Rewrite the stretch from the start of the records through the line containing "bar <box>803 240 849 243</box>", changing "value-label" to "data-label" and leaving everything else as it is. Return only those lines.

───── Data for this exercise ─────

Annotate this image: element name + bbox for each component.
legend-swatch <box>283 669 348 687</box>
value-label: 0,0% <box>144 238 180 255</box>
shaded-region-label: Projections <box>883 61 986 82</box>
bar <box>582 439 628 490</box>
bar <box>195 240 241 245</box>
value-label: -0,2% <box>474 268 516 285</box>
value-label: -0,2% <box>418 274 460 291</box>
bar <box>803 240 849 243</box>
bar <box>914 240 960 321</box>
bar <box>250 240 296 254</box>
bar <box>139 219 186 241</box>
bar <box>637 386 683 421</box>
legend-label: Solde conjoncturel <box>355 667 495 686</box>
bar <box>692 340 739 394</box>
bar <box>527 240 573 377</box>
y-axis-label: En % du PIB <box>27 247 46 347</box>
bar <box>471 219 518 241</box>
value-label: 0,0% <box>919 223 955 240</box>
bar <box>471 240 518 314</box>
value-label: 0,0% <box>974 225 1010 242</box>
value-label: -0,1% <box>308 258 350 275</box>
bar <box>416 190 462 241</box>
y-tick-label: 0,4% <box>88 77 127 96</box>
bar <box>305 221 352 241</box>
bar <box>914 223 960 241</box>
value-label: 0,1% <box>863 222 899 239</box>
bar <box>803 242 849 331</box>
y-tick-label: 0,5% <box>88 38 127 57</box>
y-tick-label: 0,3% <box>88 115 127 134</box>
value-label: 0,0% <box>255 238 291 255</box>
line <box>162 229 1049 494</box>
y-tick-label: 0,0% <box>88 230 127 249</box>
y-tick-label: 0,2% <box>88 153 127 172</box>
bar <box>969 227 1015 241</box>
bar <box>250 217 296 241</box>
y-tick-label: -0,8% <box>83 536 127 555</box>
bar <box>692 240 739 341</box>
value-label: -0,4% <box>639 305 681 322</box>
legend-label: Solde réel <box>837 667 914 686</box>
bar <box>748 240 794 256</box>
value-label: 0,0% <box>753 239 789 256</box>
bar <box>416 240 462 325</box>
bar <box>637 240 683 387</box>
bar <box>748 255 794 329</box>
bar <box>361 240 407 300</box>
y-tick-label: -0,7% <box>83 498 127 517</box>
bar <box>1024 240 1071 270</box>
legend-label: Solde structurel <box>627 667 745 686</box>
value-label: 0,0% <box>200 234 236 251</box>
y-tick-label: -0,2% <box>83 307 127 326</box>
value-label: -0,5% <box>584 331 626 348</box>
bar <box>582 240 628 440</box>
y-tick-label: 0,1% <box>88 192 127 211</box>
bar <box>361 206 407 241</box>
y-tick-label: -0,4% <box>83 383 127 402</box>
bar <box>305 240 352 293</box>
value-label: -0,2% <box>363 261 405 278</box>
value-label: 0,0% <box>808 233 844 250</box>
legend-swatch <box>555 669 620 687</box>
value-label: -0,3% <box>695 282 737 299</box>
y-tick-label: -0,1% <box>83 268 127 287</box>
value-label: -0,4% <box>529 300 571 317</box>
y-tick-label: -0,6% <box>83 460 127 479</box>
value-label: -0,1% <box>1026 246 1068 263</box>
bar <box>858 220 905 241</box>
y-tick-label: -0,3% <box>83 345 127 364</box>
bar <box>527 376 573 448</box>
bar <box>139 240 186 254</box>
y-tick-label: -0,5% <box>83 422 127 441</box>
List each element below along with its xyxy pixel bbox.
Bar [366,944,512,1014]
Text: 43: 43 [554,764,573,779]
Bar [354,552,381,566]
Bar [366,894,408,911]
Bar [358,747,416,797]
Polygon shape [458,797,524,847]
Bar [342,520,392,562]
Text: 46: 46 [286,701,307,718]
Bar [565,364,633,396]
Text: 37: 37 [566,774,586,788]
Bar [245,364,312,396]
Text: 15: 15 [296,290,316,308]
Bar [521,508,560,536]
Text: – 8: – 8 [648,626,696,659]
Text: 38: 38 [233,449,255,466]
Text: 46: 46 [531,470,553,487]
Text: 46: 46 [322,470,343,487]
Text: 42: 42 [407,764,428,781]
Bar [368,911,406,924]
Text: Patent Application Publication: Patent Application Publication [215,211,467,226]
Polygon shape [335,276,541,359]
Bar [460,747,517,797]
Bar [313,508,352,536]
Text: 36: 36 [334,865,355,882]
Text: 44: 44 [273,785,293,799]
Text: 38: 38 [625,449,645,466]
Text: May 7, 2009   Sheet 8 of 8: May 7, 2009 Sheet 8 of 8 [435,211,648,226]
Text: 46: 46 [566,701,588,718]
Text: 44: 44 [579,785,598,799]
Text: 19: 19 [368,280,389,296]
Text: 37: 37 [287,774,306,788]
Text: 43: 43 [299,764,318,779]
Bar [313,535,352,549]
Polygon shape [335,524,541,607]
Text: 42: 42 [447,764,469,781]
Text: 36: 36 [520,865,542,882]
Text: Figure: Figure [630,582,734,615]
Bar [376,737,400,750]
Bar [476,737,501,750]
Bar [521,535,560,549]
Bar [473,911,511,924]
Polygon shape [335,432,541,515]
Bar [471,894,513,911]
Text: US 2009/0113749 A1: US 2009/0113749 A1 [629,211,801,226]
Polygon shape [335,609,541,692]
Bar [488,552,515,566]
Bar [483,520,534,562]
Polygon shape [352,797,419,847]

─────

• [Answer for this exercise]:
Annotate this image: element name + bbox for each component.
legend-swatch <box>283 669 348 687</box>
data-label: 0,0% <box>144 238 180 255</box>
shaded-region-label: Projections <box>883 61 986 82</box>
bar <box>582 439 628 490</box>
bar <box>195 240 241 245</box>
data-label: -0,2% <box>474 268 516 285</box>
data-label: -0,2% <box>418 274 460 291</box>
bar <box>803 240 849 243</box>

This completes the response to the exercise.